Comecei, em 1993, a me interessar mesmo pelas artes cênicas. Eu sempre via dança por conta da profissão da minha mãe e isso já me despertava qualquer vontade de me colocar diante de uma plateia. Minha mãe tinha uma academia chamada Corpus e, nela, havia um grupo de teatro que usava o espaço, então fui me integrar ao grupo para ver no que dava e gostei muito. Até 1995, eu fiquei nesse grupo, depois me mudei para São Paulo e vivi alguma experiência no colégio Rio Branco com relação à arte dramática. Pensava que queria ser ator na época, então, quando voltei a morar em Catanduva, já no fim dos anos 90, trabalhei com vários grupos para buscar esse objetivo, mas me identifiquei de verdade com o grupo da Teka Mastrocola, o Galpão 6, pois era justamente o que não estava calcado em palavras, mas em outro patamar comunicativo. Ouvia muita gente se incomodar com o que ela produzia. Diziam: “isso não é teatro” ou “isso não é dança”, ou seja, ela desestabilizava o padrão e gerava reflexão sobre a condição do estatuto de um determinado gênero artístico. Isso me marcou muito. Talvez ela estivesse melhor enquadrada na performance fringe, mas isso não era de fato algo a gerar preocupação. O que víamos era cena: tinha o intérprete, o público e a dramaturgia (ainda que de signos, mas era).  
E, então, quando saí de Catanduva rumo ao Rio de Janeiro, não era o lugar-comum que queria atingir. Nem a rede globo e nem o teatro comercial ou musicais me deslumbravam, embora eu me envolvesse neles, porque davam retorno financeiro direto. Eu tinha vontade de trabalhar em um outro andamento, o qual foi despertado em Catanduva com a Teka e que terminou na minha prática final de montagem na Universidade Federal do Rio de Janeiro, instituição onde sempre expus sem medo meus anseios artísticos.
Quando me mudei para São Paulo, depois da faculdade, em 2008, trabalhei como ator (e na equipe de direção) em uma peça do diretor Antonio Abujamra. Ali, num teatro feito com qualidade e sem intuito meramente comercial, percebi que não era o teatro que queria para minha vida, mas sim a performance.
Bom, mas em Catanduva tem muita coisa que me marcou na fase inicial das minhas buscas artísticas: o grupo Uia Dionisius!, o Címulu, o Tabajara, o grupo do Colegião, o Galpão 6, entre muitos que reuniam tanta gente querida, pessoas que mantenho carinho imenso até hoje. 



 “Dismorfofobia” (2012). Performance de Tales Frey (Cia.Excessos).

CF - Moda e arte: tudo a ver ou não? Por quê?
TF - Tudo a ver. Veja Flávio de Carvalho, em São Paulo, atravessando a procissão de Corpus Christi, em sentido contrário, em 1931, com seu boné verde de veludo para enfatizar o comportamento do religioso fervoroso e intolerante, veja o traje “new look” que ele propôs, em 1956, para questionar os trajes importados dos países frios para o Brasil, país que é, em sua maior parte, tropical e quente. Ele propunha, com sua performance, um gesto artístico totalmente centrado na moda. Fundia moda e arte.

Registros de anotação de layout:
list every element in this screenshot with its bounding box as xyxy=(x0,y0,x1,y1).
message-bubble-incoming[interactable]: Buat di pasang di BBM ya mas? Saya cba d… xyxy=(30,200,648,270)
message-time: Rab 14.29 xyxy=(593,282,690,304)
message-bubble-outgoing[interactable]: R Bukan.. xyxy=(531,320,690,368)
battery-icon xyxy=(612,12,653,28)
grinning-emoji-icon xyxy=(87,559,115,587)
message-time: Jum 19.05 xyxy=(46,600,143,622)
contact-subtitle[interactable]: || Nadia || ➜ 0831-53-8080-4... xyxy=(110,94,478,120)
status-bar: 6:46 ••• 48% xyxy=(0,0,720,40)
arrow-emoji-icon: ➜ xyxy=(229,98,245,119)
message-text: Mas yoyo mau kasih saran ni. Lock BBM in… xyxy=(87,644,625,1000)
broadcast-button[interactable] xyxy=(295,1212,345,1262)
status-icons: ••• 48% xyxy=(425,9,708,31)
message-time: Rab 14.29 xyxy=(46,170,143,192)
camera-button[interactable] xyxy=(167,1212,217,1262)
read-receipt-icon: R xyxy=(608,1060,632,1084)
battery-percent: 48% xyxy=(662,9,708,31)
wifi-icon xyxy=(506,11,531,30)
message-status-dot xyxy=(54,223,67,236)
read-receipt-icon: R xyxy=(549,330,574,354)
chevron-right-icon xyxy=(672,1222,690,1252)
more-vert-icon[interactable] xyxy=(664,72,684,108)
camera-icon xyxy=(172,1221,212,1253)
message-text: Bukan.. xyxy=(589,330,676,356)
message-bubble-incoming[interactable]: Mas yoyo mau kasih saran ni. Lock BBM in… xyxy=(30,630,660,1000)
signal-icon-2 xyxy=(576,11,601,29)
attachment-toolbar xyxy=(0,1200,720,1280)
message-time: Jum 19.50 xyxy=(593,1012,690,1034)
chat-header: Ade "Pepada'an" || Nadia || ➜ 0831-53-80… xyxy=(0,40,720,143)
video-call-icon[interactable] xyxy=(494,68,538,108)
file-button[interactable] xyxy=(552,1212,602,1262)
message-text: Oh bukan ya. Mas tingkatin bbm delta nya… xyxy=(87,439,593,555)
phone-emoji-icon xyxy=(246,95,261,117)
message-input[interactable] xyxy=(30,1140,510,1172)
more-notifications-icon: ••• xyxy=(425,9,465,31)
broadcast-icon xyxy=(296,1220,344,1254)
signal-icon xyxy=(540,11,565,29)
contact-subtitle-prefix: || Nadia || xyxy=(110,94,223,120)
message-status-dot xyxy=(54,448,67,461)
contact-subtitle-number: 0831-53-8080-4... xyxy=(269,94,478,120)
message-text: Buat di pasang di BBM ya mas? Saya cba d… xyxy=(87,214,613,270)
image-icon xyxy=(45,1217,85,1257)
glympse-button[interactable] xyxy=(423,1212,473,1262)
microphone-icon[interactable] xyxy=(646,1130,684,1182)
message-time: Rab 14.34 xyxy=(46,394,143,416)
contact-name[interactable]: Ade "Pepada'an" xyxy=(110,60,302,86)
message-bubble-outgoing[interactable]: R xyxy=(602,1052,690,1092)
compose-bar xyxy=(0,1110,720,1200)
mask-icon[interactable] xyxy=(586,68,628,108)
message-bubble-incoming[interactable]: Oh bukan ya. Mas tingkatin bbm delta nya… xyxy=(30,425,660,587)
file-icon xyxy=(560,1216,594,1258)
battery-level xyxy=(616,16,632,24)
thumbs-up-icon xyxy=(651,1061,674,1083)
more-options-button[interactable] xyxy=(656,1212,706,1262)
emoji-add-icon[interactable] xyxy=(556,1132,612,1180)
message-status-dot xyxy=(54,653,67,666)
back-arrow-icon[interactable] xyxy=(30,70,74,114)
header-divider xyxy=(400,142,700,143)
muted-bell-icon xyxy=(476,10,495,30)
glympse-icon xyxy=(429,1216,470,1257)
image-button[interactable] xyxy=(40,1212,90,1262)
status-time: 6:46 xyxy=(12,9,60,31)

▶ [Exercícios propostos]:
1. De acordo com o texto dado, qual era o nome da academia que pertencia à mãe de quem fala?
2. Converta em uma lista JSON de strings os registros que vão do início até a linha que contém "battery-icon xyxy=(612,12,653,28)", inclusive. Use uma string por linha e omita as linhas em branco.

▶ [Respostas]:
1. A academia se chamava Corpus.

2.
[
  "list every element in this screenshot with its bounding box as xyxy=(x0,y0,x1,y1).",
  "message-bubble-incoming[interactable]: Buat di pasang di BBM ya mas? Saya cba d… xyxy=(30,200,648,270)",
  "message-time: Rab 14.29 xyxy=(593,282,690,304)",
  "message-bubble-outgoing[interactable]: R Bukan.. xyxy=(531,320,690,368)",
  "battery-icon xyxy=(612,12,653,28)"
]